Copy out all lines carrying the word "type".

Records from a collection of figures:
++++++++++

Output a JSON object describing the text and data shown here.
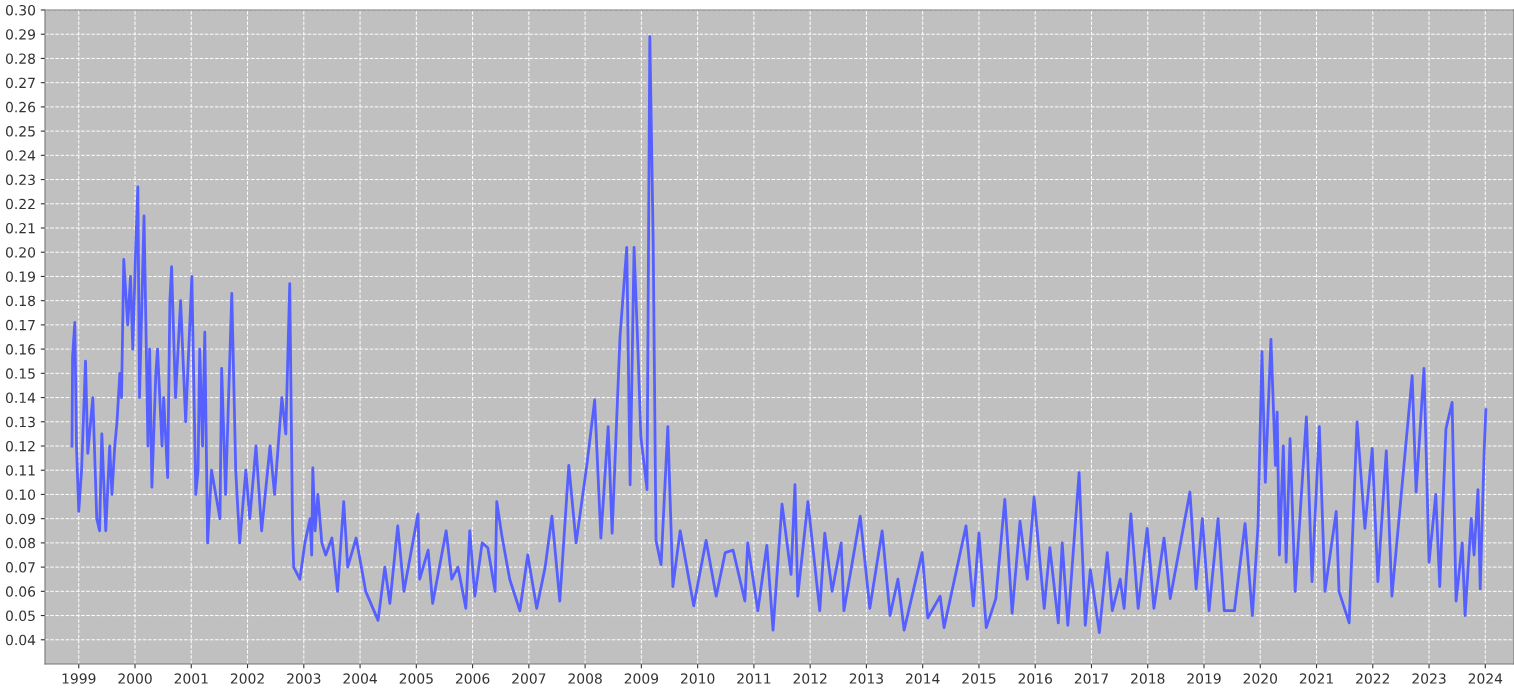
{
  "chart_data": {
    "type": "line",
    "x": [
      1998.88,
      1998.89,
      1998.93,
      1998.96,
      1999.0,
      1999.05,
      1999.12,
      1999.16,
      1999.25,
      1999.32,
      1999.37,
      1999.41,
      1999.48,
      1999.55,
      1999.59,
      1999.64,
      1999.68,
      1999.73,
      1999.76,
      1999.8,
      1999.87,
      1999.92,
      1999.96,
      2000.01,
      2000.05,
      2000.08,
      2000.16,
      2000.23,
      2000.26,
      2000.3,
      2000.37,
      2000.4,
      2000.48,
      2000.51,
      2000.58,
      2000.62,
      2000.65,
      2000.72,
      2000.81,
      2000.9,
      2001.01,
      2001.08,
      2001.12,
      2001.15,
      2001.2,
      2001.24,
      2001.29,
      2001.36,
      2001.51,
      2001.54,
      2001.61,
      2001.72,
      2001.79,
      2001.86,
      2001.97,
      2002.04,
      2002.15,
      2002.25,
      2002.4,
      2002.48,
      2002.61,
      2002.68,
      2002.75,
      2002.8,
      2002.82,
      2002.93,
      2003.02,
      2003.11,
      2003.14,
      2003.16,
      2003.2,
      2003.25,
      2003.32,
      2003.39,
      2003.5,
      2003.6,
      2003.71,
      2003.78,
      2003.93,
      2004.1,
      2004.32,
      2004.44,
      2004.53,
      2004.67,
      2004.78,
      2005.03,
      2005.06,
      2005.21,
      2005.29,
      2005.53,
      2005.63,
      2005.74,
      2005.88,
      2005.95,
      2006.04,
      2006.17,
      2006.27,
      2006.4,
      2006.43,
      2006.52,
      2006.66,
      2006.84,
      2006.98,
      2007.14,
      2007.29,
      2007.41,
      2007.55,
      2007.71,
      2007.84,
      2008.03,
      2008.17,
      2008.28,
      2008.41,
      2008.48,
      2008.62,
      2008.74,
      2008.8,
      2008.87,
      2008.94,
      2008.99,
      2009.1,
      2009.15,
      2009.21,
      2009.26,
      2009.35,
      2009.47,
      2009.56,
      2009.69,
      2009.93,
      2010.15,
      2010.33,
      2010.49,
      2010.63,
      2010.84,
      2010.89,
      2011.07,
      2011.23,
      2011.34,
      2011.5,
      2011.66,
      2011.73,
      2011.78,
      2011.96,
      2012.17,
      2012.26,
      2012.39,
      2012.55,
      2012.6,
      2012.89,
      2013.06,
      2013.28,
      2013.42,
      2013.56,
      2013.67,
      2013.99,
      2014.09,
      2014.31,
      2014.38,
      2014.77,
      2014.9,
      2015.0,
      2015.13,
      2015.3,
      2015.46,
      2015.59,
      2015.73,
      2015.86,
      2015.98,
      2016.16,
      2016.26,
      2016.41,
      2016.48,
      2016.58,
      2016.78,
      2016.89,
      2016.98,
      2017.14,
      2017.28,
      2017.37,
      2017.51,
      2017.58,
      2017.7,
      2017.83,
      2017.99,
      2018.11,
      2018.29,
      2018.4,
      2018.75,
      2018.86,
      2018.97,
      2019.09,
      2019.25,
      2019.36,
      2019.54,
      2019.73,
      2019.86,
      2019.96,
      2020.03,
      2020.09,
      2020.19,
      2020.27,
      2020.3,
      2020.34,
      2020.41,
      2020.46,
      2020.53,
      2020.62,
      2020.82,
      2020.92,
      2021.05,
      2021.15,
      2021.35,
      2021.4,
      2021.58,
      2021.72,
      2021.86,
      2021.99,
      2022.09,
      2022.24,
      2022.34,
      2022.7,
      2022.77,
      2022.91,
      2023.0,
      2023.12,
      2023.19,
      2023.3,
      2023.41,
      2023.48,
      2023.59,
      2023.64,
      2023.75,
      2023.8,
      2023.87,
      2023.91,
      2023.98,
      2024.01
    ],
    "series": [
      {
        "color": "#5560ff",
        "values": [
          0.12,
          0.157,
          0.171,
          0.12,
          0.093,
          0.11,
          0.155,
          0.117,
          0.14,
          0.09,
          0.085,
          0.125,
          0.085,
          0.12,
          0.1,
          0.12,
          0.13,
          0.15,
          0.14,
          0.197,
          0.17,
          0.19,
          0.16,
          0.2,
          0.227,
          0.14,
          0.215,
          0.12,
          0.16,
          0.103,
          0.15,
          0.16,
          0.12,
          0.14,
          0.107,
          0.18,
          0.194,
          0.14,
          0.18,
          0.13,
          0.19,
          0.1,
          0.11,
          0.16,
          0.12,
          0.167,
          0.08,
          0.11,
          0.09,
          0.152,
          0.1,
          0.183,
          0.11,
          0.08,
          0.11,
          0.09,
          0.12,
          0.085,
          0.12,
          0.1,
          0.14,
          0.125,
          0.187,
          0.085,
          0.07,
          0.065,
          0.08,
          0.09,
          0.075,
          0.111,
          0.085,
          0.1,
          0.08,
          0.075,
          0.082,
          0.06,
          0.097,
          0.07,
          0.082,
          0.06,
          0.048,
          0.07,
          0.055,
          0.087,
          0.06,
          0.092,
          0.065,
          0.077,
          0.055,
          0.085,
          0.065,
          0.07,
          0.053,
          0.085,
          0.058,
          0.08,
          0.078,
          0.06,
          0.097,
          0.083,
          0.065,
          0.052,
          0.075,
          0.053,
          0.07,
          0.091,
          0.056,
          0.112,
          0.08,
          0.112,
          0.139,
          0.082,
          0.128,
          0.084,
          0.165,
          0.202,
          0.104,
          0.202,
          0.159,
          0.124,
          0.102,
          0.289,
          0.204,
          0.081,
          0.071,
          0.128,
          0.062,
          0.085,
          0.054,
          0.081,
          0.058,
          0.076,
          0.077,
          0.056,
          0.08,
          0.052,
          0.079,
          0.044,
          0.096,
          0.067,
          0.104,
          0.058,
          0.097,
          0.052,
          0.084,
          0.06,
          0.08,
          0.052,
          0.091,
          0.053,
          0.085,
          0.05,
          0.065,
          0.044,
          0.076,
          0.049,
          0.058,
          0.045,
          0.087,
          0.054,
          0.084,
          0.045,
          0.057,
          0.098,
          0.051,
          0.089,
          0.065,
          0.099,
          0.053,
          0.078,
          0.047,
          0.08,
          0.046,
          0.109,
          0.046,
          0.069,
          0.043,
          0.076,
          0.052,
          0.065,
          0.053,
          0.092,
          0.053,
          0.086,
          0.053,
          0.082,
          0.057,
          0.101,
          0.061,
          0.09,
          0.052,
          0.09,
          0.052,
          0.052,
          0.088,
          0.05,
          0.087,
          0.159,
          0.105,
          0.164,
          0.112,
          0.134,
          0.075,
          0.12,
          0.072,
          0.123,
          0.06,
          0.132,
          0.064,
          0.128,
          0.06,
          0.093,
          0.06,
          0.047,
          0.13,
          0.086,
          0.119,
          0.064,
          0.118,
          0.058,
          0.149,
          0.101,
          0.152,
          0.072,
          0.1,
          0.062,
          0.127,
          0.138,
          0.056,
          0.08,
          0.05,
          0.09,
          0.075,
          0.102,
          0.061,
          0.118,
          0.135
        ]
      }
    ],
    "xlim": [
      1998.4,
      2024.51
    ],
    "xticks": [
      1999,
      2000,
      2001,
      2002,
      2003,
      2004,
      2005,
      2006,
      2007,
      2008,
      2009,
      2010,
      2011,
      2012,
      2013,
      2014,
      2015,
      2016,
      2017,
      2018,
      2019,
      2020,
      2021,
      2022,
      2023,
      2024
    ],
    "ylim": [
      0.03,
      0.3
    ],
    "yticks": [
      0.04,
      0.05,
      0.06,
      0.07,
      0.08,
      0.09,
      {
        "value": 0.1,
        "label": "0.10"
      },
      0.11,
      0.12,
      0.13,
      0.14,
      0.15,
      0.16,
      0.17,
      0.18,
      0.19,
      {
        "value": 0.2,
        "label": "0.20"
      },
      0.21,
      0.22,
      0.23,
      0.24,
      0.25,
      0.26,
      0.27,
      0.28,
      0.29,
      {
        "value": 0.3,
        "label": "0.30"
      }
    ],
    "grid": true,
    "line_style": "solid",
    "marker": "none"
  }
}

++++++++++

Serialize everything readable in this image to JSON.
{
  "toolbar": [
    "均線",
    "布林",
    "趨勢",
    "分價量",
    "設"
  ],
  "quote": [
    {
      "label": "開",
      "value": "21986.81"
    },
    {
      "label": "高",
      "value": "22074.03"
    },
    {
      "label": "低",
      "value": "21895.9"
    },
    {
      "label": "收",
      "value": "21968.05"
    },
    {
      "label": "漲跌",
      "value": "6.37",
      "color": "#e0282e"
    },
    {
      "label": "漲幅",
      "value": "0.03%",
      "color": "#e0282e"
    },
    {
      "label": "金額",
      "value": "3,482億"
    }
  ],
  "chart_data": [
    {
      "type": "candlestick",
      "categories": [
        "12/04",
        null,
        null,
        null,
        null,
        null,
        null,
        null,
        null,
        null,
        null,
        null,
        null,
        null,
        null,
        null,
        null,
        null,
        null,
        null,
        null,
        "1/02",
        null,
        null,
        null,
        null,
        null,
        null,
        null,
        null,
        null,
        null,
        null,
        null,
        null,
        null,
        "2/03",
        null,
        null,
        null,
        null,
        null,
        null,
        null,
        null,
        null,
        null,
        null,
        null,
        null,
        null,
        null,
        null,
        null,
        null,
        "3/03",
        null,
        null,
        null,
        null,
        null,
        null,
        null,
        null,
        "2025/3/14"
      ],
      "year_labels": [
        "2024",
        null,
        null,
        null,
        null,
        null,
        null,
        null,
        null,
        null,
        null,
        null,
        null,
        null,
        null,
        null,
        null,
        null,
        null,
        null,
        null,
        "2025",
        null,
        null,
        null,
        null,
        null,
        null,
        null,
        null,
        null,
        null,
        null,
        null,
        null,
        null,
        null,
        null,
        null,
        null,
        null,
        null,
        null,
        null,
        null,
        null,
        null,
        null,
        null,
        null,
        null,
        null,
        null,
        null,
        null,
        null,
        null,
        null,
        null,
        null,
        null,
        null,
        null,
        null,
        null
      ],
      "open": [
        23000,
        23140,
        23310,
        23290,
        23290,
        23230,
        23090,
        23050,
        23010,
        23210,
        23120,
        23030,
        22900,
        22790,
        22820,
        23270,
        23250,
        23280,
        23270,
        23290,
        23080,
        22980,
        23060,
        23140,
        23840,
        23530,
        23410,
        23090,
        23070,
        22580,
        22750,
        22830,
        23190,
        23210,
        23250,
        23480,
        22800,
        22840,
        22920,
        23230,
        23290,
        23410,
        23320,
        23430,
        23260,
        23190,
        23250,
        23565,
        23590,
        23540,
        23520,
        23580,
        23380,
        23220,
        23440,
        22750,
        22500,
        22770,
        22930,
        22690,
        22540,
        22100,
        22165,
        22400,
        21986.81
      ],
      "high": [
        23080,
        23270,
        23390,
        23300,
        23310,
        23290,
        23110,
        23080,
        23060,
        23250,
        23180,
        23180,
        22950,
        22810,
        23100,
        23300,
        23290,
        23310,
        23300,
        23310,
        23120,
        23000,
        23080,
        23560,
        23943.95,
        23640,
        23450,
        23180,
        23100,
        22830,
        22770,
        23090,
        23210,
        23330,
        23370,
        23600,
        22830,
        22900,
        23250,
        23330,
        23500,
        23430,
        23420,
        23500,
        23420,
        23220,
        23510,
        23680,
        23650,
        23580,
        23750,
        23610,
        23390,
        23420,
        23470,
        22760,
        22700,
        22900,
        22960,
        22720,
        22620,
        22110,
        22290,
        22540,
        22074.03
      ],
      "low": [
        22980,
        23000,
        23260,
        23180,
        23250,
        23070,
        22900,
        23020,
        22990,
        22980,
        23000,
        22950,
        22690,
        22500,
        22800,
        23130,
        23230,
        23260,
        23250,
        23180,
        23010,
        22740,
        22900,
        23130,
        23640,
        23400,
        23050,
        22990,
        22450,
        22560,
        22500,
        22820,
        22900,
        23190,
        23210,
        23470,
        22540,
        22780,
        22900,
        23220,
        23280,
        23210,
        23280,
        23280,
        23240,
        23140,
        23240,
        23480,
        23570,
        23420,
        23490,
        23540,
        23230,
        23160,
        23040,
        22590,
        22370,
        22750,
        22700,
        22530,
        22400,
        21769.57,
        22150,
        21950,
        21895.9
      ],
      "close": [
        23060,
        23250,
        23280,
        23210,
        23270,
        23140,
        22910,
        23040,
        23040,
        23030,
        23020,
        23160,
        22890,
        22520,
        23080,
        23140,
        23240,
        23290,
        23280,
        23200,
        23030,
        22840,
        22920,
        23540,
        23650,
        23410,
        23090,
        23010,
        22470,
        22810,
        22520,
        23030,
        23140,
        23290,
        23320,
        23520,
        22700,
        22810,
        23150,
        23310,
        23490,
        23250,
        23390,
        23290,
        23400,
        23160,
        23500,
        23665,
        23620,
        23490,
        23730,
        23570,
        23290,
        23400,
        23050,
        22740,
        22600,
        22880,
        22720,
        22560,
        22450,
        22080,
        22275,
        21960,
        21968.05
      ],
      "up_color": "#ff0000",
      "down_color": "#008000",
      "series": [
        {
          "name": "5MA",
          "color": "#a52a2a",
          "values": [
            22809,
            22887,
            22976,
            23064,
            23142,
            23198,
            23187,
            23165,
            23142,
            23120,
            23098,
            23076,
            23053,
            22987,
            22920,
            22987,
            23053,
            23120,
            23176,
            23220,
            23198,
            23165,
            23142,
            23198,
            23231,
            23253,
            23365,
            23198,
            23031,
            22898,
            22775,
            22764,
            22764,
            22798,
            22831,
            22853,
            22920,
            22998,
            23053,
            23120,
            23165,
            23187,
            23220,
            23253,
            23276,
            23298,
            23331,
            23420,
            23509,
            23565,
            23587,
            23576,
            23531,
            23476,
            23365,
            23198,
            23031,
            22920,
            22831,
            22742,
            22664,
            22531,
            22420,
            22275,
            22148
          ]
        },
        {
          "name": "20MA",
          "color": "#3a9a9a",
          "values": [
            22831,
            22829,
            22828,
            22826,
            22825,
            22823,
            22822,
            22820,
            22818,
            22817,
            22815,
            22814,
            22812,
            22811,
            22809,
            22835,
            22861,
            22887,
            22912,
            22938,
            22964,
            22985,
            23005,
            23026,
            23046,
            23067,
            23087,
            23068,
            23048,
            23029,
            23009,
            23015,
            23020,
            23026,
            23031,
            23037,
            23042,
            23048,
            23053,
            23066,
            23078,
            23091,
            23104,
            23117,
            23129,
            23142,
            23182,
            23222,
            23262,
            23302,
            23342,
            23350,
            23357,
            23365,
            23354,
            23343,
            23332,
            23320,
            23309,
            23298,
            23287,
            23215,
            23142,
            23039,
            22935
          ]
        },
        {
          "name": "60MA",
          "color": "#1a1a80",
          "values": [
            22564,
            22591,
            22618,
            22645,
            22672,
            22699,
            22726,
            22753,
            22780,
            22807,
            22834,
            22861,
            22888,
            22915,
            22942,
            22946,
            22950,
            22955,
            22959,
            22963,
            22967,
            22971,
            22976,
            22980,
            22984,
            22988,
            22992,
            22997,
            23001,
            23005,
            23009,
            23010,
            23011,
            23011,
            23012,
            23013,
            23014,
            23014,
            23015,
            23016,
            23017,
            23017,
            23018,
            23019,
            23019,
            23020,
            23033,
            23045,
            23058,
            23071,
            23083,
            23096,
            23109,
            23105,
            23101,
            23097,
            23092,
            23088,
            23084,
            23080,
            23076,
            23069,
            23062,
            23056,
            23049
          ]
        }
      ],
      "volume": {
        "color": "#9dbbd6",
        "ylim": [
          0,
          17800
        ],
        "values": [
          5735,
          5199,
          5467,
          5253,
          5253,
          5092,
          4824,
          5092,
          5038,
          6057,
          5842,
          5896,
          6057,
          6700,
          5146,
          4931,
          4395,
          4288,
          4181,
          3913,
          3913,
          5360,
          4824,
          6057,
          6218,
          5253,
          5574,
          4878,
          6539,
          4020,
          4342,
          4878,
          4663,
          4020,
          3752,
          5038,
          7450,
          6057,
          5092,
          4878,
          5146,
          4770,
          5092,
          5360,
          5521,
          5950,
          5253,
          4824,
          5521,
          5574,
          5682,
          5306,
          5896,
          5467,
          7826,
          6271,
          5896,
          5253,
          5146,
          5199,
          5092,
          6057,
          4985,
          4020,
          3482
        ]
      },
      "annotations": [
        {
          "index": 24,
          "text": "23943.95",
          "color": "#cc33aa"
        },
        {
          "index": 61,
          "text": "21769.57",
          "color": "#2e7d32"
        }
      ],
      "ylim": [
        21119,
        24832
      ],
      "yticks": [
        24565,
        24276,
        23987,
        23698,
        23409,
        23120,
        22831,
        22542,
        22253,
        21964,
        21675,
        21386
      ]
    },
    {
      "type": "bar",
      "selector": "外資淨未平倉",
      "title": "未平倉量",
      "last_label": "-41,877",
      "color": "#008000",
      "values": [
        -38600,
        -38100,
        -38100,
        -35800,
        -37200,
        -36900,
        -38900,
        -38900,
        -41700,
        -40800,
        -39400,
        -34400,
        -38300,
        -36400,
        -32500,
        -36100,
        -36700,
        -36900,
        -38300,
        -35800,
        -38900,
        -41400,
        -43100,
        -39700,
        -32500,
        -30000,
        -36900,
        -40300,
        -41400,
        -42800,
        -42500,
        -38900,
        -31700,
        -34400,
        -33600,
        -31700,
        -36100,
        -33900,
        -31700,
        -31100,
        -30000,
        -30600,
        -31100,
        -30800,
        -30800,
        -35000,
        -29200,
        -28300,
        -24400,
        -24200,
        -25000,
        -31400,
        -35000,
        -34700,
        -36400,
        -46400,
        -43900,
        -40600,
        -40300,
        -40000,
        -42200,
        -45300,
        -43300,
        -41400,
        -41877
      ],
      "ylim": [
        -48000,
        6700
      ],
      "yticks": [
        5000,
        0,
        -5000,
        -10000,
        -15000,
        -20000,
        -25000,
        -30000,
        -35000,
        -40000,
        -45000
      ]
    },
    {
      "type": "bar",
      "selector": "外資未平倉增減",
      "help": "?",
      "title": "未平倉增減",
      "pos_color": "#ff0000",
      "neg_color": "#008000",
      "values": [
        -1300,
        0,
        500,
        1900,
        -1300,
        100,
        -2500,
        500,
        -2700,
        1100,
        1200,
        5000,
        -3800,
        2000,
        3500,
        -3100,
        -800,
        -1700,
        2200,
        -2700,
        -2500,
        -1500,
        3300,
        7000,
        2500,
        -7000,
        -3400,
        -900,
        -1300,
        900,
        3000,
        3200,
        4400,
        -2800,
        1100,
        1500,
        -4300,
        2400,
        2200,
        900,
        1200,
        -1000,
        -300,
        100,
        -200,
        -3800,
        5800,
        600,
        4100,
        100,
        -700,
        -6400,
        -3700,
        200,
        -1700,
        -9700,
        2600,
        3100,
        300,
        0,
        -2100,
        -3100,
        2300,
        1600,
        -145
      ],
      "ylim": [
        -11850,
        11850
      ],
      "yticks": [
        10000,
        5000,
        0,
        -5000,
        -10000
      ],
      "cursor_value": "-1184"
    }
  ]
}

++++++++++

• Result of the task:
    "type": "line",
      "type": "candlestick",
      "type": "bar",
      "type": "bar",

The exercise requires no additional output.